→ PROBLEM TO WORK ON: Find each line with the string "ultralytics" and report it.

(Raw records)
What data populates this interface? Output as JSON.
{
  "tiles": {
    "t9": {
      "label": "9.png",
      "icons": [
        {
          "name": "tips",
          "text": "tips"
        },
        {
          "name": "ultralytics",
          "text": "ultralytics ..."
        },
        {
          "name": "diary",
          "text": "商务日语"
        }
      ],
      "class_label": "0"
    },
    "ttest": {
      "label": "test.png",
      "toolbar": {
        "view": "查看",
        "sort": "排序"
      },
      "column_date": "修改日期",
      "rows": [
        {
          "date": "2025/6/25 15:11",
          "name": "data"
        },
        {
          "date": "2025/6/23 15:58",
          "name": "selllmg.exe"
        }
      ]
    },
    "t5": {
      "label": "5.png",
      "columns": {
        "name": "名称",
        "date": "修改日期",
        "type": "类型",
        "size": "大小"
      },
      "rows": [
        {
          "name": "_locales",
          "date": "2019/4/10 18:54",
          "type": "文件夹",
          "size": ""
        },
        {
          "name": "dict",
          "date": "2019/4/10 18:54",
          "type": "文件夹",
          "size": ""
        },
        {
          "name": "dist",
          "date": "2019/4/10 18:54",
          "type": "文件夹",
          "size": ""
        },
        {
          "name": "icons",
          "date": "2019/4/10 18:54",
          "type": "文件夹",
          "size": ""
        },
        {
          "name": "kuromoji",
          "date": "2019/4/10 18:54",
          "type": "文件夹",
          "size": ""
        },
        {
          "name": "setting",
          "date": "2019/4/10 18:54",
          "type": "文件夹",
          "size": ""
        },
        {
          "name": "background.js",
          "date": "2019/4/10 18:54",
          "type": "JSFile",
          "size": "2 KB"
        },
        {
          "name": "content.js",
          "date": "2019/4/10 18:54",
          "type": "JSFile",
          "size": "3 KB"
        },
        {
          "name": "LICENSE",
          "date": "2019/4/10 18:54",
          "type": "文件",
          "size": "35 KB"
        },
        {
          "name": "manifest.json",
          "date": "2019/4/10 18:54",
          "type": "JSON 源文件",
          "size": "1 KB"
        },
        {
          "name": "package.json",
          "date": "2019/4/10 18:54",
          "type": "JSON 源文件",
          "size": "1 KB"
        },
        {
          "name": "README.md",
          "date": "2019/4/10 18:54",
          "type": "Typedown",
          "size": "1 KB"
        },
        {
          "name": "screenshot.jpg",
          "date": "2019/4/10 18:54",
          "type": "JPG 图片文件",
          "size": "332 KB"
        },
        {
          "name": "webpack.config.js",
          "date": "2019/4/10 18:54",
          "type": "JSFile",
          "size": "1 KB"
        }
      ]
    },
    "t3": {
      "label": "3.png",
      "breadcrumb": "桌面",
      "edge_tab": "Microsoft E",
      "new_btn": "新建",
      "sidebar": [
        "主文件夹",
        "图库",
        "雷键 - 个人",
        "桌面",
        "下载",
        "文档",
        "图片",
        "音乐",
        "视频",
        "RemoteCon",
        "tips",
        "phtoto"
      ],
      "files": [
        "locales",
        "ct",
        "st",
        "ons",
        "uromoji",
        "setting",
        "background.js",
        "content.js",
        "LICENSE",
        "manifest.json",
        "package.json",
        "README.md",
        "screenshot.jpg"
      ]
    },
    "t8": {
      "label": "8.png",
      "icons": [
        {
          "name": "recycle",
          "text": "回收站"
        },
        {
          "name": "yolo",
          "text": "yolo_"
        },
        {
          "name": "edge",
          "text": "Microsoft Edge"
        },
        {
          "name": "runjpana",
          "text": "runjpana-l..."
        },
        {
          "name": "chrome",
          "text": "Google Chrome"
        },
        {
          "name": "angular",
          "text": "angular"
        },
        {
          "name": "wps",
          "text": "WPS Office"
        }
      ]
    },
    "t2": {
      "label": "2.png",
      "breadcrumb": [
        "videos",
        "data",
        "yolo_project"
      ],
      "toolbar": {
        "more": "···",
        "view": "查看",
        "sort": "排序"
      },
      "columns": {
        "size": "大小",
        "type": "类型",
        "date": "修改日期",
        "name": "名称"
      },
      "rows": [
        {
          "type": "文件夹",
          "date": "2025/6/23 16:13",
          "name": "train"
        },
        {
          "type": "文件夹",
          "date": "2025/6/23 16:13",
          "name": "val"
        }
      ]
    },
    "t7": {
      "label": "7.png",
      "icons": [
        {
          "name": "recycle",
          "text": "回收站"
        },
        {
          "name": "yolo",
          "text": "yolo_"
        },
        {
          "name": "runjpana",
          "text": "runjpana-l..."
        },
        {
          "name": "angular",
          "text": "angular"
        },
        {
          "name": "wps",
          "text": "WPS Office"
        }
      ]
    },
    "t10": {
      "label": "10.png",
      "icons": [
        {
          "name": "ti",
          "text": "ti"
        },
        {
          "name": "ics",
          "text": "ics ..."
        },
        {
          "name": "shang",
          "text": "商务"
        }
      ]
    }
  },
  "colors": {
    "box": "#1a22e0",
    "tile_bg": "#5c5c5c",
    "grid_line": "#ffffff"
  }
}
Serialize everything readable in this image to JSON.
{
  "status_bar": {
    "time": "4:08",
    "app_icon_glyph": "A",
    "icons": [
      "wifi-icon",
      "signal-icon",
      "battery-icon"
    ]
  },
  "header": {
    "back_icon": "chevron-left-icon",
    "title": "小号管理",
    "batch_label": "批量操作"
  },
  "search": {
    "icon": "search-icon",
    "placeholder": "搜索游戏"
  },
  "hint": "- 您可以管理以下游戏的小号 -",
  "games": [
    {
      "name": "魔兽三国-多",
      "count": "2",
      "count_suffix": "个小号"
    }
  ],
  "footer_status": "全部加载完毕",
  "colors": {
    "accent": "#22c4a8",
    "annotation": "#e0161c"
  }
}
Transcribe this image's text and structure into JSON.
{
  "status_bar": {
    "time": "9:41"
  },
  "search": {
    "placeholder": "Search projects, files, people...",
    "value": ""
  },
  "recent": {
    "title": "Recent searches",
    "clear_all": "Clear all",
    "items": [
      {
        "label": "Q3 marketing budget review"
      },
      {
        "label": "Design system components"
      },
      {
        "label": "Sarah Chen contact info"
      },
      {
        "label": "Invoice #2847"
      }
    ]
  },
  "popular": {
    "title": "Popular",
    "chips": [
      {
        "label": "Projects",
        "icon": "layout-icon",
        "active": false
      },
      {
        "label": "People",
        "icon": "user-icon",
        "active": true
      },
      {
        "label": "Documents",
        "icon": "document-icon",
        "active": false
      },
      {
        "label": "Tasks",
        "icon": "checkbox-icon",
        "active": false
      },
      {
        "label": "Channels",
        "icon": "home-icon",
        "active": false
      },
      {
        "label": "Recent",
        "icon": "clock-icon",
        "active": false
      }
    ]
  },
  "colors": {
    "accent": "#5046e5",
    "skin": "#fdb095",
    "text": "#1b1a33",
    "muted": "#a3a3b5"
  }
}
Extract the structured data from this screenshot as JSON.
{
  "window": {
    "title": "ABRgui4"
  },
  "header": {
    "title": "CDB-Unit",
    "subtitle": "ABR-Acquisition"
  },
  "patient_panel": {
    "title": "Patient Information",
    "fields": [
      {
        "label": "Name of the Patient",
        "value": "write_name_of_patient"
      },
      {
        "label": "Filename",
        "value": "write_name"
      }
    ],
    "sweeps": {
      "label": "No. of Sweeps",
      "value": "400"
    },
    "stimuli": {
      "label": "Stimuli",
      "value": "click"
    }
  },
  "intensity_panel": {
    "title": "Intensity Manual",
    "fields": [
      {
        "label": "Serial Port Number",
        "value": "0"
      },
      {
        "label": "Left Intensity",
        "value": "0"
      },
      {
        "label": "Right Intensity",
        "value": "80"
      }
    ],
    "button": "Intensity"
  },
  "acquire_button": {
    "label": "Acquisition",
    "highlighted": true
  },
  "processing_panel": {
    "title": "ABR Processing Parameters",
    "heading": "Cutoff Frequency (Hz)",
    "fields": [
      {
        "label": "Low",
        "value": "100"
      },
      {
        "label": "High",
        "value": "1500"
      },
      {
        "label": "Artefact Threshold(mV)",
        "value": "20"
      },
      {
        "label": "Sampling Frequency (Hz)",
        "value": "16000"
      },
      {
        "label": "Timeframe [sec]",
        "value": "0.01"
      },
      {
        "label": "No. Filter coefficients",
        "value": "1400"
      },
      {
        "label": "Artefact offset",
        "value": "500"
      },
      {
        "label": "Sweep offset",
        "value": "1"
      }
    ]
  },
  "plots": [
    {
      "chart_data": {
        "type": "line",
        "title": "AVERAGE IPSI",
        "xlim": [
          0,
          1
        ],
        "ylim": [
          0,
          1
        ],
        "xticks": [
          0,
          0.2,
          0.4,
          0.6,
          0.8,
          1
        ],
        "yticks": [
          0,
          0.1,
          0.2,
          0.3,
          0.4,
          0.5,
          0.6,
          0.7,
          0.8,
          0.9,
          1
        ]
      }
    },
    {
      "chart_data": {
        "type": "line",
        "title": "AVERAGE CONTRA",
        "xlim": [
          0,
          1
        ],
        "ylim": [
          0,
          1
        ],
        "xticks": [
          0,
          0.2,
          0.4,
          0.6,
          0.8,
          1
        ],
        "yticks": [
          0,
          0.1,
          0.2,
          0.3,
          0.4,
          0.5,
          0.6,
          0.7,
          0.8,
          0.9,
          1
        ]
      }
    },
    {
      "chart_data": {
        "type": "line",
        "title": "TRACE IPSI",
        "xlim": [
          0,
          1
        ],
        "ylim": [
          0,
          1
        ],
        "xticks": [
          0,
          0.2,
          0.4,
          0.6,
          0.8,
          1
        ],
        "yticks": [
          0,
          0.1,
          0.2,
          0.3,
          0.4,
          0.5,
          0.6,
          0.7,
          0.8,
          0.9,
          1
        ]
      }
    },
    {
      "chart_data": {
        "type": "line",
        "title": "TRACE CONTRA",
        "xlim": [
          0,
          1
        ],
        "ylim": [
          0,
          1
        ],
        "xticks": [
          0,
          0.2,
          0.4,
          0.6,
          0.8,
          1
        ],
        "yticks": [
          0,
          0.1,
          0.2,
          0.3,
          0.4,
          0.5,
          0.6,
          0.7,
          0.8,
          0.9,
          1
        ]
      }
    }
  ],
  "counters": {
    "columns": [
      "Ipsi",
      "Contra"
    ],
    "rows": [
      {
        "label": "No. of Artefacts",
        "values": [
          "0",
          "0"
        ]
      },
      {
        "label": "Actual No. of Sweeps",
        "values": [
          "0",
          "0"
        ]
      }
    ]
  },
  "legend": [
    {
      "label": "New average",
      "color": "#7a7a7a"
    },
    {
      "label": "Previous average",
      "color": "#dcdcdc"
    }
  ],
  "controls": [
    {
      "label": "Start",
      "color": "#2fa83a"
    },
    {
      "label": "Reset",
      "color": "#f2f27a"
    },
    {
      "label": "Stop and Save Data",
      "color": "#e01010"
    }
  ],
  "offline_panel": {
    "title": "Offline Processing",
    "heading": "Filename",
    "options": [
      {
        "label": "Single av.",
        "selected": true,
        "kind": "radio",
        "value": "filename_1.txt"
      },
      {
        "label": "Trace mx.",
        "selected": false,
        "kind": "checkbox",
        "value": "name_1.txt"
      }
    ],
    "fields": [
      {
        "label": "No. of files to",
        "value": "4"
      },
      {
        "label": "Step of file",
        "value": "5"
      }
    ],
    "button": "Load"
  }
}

→ RESULT OF THIS TASK:
          "name": "ultralytics",
          "text": "ultralytics ..."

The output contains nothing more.